## [DIRECTION]
Please work out how many lines in the material contain "this" and give only that figure.

— begin THE INPUT —

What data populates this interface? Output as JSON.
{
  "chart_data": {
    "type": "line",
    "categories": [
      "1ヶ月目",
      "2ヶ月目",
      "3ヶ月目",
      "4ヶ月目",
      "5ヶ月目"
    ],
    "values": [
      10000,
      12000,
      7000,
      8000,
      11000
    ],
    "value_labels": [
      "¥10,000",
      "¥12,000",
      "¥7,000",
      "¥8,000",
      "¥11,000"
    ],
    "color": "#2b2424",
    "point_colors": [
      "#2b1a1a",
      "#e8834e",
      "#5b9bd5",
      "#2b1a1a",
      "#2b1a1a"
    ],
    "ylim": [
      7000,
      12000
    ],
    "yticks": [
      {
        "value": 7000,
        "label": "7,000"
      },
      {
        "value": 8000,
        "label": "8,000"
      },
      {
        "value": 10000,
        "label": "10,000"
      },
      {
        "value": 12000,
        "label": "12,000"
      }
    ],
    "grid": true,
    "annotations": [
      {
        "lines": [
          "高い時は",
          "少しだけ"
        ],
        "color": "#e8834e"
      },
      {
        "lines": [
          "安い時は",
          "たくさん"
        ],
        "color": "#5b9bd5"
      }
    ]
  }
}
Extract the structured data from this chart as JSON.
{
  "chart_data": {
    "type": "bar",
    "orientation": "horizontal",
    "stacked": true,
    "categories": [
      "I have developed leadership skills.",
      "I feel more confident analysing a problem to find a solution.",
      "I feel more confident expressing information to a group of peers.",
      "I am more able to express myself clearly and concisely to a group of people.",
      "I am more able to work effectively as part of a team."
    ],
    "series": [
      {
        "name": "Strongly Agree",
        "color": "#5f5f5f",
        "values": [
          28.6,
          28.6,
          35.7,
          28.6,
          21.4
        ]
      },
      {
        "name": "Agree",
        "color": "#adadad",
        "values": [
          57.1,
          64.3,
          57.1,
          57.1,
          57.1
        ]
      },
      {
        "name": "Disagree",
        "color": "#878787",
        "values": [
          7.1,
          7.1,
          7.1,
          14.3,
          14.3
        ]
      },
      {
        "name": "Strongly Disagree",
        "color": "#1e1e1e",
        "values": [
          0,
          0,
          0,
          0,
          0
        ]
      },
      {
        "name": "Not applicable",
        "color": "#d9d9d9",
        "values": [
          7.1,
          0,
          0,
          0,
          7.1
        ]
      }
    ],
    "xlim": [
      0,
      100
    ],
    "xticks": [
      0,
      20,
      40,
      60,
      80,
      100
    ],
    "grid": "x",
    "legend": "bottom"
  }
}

— end THE INPUT —

## [COMPLETE RESPONSE]
2